Stated exercise —
List all lines in the material below that contain "JSON".

Data extract —
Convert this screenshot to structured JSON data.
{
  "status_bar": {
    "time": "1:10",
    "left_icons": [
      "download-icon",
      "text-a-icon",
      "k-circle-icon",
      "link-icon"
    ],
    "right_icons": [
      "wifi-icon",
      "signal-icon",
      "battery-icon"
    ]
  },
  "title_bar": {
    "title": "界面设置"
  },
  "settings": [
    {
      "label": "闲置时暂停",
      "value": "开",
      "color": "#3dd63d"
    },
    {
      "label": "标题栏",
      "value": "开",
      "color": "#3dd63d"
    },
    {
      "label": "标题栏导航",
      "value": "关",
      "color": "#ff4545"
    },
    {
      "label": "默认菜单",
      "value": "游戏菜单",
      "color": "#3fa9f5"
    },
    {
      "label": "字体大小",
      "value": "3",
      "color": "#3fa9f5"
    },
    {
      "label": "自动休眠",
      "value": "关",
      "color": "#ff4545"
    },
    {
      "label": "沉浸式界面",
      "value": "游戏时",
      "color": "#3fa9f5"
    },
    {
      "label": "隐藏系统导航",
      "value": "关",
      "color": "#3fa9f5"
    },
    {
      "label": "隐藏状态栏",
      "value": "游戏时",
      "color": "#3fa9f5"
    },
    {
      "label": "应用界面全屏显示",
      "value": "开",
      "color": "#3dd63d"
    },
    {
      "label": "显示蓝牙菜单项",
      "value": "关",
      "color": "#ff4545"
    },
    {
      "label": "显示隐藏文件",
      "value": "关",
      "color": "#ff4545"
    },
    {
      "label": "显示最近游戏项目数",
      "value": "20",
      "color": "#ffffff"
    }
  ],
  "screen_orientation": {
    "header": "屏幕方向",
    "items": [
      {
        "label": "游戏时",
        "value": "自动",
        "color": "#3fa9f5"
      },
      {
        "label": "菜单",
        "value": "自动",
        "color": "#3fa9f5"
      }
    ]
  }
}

--

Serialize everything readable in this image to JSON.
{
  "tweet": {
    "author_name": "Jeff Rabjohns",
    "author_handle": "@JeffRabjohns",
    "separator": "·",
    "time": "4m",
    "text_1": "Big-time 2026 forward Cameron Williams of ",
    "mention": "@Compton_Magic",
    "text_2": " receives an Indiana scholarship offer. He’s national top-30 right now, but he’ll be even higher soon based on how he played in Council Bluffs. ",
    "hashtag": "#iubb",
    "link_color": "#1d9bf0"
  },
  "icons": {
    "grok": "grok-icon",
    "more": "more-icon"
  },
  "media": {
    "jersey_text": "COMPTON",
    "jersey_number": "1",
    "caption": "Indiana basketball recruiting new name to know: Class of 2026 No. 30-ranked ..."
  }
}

Answer below —
Convert this screenshot to structured JSON data.
Serialize everything readable in this image to JSON.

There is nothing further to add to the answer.